= TASK STATEMENT =
Pick out each line with the word "général" from the material that follows.

(Items listed in a dataset)

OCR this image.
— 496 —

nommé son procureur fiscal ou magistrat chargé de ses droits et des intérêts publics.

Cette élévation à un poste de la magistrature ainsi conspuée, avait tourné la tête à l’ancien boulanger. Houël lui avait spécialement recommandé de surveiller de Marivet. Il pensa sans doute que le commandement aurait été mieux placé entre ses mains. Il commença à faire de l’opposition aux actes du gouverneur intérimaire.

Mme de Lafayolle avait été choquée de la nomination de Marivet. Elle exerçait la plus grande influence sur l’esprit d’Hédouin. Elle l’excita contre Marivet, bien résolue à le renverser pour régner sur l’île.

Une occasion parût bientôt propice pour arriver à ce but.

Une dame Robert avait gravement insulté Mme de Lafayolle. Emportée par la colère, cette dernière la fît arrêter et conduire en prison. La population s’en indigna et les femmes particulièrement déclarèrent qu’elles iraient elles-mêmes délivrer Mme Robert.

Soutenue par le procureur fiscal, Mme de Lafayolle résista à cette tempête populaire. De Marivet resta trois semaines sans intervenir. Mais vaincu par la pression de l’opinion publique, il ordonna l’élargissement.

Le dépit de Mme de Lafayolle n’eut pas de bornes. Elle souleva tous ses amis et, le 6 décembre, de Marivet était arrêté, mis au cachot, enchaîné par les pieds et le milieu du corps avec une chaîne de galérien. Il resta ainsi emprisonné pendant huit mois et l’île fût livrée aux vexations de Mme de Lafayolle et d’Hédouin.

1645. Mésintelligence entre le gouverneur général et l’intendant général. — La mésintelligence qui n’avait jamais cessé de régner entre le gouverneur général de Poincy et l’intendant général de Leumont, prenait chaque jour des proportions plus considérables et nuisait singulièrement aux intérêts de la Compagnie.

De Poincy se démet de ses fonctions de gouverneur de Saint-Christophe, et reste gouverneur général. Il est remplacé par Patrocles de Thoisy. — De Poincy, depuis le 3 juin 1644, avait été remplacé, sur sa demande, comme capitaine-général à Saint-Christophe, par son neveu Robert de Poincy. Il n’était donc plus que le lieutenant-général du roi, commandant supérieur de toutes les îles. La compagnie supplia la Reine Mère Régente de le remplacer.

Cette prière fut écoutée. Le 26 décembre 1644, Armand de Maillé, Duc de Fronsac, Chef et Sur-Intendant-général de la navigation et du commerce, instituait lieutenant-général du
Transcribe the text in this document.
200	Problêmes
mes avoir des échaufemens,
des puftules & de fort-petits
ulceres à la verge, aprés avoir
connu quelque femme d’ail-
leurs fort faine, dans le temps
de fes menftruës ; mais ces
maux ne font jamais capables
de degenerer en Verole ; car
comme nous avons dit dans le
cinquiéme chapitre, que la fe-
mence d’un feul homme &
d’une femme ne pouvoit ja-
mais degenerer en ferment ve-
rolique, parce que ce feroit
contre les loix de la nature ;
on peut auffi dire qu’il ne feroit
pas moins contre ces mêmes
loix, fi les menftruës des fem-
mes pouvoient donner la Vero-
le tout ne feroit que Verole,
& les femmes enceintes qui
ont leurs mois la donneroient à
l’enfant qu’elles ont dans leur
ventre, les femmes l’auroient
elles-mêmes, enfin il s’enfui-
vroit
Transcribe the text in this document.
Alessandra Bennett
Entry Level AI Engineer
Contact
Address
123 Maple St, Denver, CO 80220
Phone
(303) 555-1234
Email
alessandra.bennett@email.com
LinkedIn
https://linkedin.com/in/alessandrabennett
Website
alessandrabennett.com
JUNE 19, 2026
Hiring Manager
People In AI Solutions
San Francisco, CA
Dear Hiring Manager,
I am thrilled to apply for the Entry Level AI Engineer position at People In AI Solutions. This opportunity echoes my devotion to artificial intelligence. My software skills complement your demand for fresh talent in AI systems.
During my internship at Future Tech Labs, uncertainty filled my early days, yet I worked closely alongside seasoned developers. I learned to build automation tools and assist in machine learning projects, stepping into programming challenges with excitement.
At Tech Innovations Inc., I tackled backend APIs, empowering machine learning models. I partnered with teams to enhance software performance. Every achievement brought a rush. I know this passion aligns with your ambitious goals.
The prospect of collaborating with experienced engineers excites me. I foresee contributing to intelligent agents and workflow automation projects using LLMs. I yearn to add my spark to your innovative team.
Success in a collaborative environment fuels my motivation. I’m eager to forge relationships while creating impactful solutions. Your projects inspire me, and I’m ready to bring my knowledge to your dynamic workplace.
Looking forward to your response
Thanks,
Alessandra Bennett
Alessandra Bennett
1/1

= OUTPUT BELOW =
1645. Mésintelligence entre le gouverneur général et l’intendant général. — La mésintelligence qui n’avait jamais cessé de régner entre le gouverneur général de Poincy et l’intendant général de Leumont, prenait chaque jour des proportions plus considérables et nuisait singulièrement aux intérêts de la Compagnie.
De Poincy se démet de ses fonctions de gouverneur de Saint-Christophe, et reste gouverneur général. Il est remplacé par Patrocles de Thoisy. — De Poincy, depuis le 3 juin 1644, avait été remplacé, sur sa demande, comme capitaine-général à Saint-Christophe, par son neveu Robert de Poincy. Il n’était donc plus que le lieutenant-général du roi, commandant supérieur de toutes les îles. La compagnie supplia la Reine Mère Régente de le remplacer.
Cette prière fut écoutée. Le 26 décembre 1644, Armand de Maillé, Duc de Fronsac, Chef et Sur-Intendant-général de la navigation et du commerce, instituait lieutenant-général du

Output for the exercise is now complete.